__RINCIAN TUGAS__.
Tolong jawab tiga pertanyaan berikut berdasarkan bacaan tentang kudeta, dengan nomor jawaban yang sama.
1. Siapa yang ingin diganti dalam isu kudeta partai politik yang disebut?
2. Menurut analisis Thamry, Turki modern berubah dari konsep apa menjadi apa?
3. Negeri di Asia Tenggara mana saja yang disebut mengalami kisah serupa?

__KUTIPAN BACAAN__.

━━━━━━

Alasan memilih kudeta atau kuasa untuk dekap esensi tujuan akhir pada judul ini, terinspirasi oleh banyak kegagalan dalam gerakan organisasi Islam yang semula baik di tengah jalan tapi gagal di penghujung garis finish. Pengrusakan atau dekap esensi tidak di awal, atau di tengah tapi di ujung jalan. Karena memang tujuan selalu di bagian akhir, puncak atau akhir. Mengutip sebuah lagu: mawar kau berikan tetap di hatiku kini telah berguguran.
Kata kudeta dengan terminologi dan defenisinya bermacam-macam belakangan popular. Termasuk isu kudeta partai politik belakangan ini. Yaitu ingin mengganti Ketua Umum Partai Demokrat, lalu menimbulkan kekisruhan politik. Tentu itu berkenaan dengan urusan partai politik. Tulisan ini ingin fokus semata kudeta dalam artian lembaga organisasi keumatan.
Seorang penulis sejarah Islam Timur Tengah, Thamry membuat analisa Destruction of Destination. The Middle East History dalam terjemahan bebas pengrusakan pada destination atau tujuan. Ia mencoba menguraikan persoalan Kekhalifahan Turki Utsmani yang menjadikan Turki modern berubah dari konsep awalnya Islamisme menjadi negara sekulerisme. Bukan saja ironis tapi membawa implikasi banyak.
Kisah serupa dialami juga sebelumnya oleh negeri di Asia Tenggara, seperi Champa, Mindanao dan Thailand dan lain sebagainya. Bukan itu sama saja. Kerajaan itu dikalahkan dengan mengkudeta tujuannya.

━━━━━━

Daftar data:
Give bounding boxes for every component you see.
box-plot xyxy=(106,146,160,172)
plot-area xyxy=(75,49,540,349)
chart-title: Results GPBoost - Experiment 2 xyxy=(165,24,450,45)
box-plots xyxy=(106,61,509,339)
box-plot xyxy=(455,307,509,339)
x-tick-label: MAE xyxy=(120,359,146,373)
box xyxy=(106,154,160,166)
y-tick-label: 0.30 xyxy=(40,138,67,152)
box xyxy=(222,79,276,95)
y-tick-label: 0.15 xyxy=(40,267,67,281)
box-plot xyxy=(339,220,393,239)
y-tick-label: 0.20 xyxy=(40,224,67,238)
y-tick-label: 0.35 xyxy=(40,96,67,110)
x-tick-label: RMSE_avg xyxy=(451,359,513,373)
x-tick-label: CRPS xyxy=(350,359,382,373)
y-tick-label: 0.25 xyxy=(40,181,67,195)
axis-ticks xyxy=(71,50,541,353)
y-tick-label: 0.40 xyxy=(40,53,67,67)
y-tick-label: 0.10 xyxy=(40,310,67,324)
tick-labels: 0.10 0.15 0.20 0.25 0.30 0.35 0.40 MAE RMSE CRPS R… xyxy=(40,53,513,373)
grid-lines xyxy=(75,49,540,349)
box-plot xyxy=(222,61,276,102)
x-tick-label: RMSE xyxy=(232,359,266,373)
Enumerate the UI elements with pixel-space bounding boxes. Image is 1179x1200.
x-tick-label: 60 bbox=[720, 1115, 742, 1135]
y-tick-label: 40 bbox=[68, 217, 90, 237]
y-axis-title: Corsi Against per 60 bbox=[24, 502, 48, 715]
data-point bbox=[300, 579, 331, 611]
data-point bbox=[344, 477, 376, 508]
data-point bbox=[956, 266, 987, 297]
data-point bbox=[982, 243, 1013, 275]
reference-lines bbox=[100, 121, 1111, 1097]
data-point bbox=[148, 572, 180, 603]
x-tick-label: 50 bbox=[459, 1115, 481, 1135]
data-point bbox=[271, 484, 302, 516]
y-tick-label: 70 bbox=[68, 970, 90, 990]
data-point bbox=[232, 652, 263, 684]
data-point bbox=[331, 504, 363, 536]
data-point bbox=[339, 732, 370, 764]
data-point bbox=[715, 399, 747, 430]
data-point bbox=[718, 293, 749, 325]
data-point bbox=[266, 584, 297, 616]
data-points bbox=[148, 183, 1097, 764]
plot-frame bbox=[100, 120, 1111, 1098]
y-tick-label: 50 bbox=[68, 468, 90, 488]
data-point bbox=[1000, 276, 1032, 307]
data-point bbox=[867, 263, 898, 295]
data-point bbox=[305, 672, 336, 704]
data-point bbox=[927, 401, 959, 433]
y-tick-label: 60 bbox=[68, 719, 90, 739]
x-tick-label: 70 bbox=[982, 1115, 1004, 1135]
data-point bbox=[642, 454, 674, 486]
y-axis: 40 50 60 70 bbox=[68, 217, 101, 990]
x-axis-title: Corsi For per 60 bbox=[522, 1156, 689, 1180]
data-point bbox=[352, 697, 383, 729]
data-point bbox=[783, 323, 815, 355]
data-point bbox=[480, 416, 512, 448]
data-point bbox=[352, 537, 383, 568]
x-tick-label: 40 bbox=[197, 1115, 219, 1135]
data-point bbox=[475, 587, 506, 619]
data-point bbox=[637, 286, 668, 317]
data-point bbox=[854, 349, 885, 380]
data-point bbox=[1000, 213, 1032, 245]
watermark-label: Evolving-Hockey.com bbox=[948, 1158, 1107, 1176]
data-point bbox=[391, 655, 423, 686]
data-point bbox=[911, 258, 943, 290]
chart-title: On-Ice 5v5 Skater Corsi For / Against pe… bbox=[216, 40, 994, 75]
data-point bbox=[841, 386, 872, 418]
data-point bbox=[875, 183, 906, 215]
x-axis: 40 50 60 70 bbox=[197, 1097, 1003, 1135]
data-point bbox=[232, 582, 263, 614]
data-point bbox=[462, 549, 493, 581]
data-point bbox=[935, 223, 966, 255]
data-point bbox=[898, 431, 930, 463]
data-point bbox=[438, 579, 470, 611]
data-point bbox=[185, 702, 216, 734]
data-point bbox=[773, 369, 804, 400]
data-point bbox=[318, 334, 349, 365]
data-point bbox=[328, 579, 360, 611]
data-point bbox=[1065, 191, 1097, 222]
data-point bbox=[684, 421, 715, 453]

━━━━━━

__JAWABAN LATIHAN__.
1. Ketua Umum Partai Demokrat.
2. Dari konsep awal Islamisme menjadi negara sekulerisme.
3. Champa, Mindanao, dan Thailand.